From the listing below, copy every line with the word "Long".
======== MATERIAL PROVIDED
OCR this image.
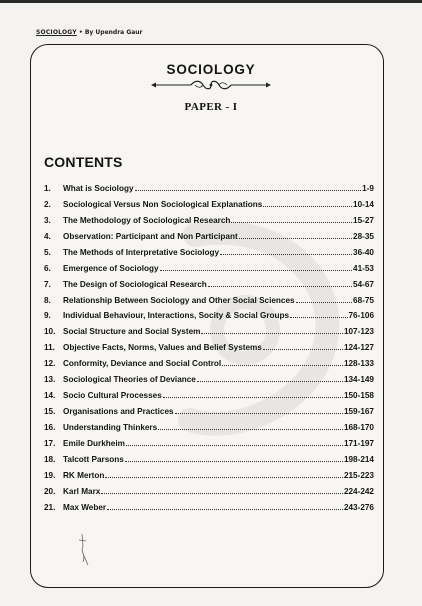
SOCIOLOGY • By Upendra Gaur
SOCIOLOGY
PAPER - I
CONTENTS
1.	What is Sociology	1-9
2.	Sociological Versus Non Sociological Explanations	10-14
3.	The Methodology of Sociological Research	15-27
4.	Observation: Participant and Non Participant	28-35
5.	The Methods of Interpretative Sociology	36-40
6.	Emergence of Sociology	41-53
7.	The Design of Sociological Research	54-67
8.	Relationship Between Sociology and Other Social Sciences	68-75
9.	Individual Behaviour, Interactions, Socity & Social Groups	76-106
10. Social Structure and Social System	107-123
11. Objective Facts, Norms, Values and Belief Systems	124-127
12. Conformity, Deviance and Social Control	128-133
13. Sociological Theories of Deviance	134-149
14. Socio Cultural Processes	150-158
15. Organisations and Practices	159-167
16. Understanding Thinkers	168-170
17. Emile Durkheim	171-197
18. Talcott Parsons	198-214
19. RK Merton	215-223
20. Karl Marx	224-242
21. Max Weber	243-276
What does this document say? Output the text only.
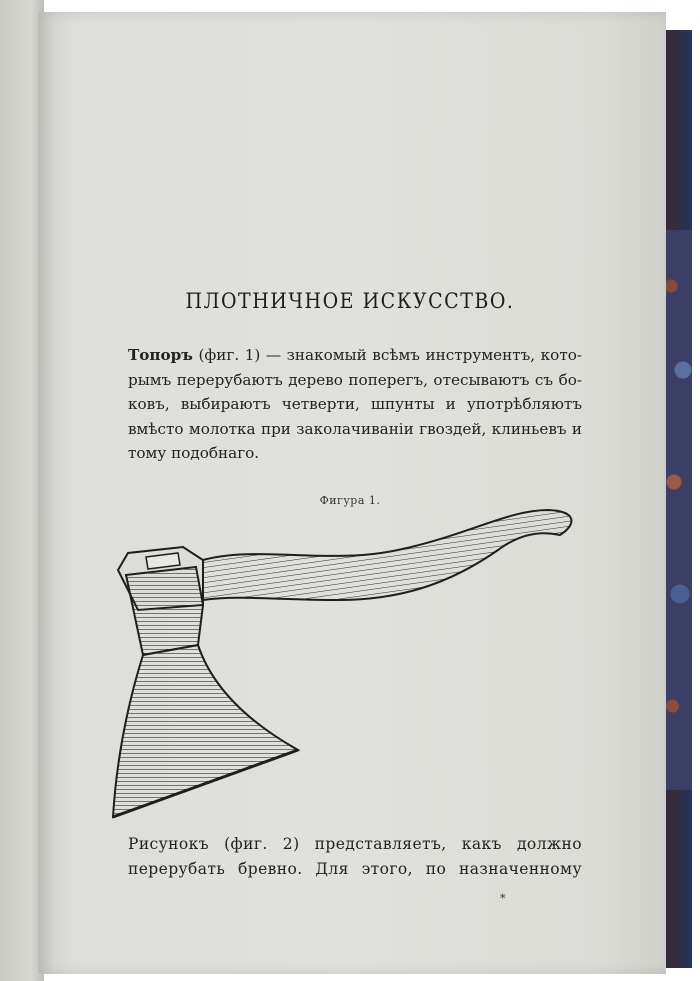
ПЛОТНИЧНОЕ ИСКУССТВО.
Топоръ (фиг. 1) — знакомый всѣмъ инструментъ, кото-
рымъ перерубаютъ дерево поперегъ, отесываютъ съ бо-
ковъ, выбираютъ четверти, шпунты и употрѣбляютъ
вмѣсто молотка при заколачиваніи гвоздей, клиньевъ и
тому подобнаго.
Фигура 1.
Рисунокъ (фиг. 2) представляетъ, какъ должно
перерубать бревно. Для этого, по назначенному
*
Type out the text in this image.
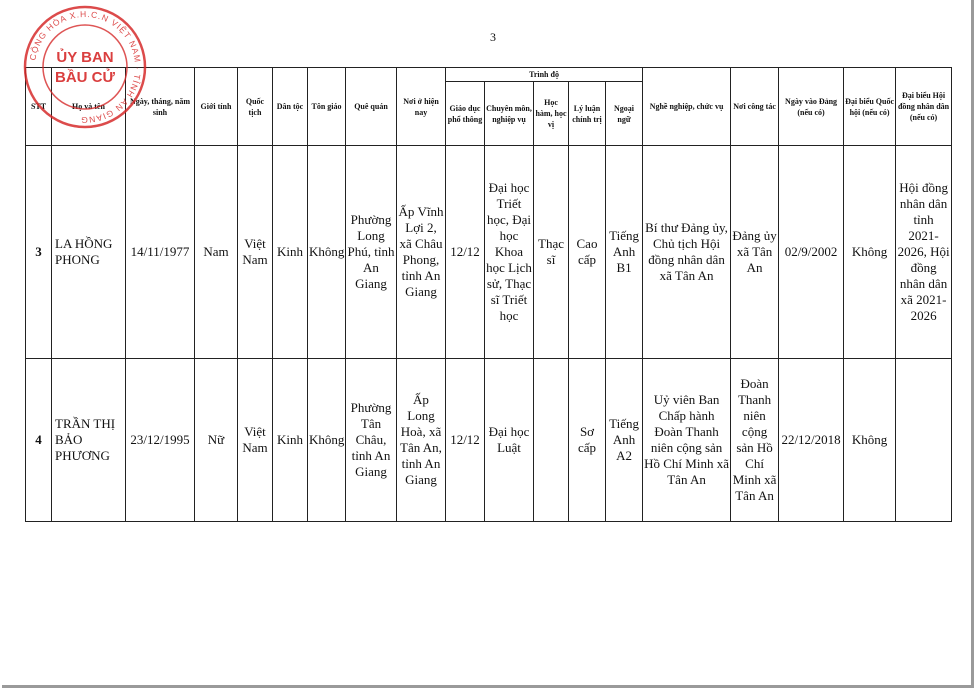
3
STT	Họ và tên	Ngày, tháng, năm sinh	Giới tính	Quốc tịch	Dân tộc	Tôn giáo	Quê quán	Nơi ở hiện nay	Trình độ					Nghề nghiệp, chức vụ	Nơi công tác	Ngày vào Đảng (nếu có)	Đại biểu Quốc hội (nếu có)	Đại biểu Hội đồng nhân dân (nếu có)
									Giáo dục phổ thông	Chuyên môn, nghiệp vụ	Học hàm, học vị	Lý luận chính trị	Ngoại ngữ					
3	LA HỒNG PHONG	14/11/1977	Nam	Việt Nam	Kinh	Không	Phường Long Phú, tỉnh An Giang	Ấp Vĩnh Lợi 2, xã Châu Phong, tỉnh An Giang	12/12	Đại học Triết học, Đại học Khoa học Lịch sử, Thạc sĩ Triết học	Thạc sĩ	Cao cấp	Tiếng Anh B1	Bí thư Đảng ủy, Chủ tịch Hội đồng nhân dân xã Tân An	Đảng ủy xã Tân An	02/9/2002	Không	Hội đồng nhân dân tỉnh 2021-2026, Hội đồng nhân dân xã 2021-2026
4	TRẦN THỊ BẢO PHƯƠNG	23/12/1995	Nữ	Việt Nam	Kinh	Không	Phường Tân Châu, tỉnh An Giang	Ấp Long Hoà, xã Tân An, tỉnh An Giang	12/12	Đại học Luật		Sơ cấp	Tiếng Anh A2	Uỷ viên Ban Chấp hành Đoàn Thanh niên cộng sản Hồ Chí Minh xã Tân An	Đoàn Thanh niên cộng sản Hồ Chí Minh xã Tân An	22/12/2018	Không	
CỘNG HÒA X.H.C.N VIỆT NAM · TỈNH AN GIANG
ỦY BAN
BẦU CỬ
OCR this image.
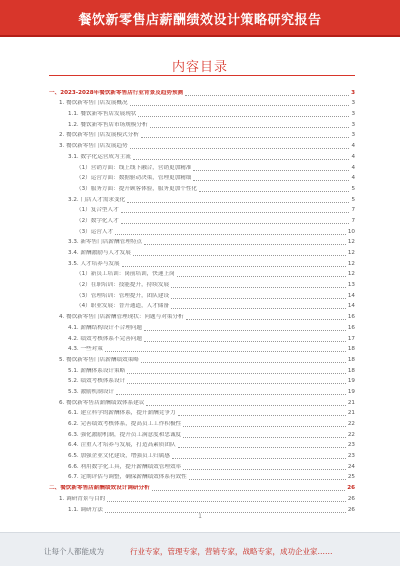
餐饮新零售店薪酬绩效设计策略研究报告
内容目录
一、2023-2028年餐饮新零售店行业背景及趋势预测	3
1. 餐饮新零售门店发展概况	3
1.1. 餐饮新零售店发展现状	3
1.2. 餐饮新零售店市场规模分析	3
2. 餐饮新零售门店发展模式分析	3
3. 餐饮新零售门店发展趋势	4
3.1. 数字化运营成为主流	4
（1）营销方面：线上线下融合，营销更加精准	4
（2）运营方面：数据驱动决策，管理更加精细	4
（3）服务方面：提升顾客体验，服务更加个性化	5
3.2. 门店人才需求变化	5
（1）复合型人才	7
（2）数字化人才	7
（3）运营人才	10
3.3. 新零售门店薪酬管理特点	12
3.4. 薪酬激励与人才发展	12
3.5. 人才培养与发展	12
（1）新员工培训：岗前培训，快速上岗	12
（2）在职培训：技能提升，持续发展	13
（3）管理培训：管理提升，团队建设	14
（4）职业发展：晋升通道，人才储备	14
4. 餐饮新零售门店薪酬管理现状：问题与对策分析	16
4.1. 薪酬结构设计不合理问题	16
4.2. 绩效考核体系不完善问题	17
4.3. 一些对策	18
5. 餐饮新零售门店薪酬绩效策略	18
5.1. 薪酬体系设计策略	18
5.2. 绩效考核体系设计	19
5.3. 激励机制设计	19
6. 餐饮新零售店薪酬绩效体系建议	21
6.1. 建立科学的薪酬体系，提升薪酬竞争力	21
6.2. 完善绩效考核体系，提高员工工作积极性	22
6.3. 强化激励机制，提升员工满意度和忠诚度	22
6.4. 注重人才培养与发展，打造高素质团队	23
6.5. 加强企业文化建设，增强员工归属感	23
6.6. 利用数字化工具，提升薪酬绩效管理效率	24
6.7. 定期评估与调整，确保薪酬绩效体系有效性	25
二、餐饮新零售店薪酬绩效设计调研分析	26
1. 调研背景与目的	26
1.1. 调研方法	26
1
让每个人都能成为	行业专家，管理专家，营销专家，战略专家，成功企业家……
================
> **SOLUTION TO THE PROBLEM**
3	LA HỒNG PHONG	14/11/1977	Nam	Việt Nam	Kinh	Không	Phường Long Phú, tỉnh An Giang	Ấp Vĩnh Lợi 2, xã Châu Phong, tỉnh An Giang	12/12	Đại học Triết học, Đại học Khoa học Lịch sử, Thạc sĩ Triết học	Thạc sĩ	Cao cấp	Tiếng Anh B1	Bí thư Đảng ủy, Chủ tịch Hội đồng nhân dân xã Tân An	Đảng ủy xã Tân An	02/9/2002	Không	Hội đồng nhân dân tỉnh 2021-2026, Hội đồng nhân dân xã 2021-2026
4	TRẦN THỊ BẢO PHƯƠNG	23/12/1995	Nữ	Việt Nam	Kinh	Không	Phường Tân Châu, tỉnh An Giang	Ấp Long Hoà, xã Tân An, tỉnh An Giang	12/12	Đại học Luật		Sơ cấp	Tiếng Anh A2	Uỷ viên Ban Chấp hành Đoàn Thanh niên cộng sản Hồ Chí Minh xã Tân An	Đoàn Thanh niên cộng sản Hồ Chí Minh xã Tân An	22/12/2018	Không	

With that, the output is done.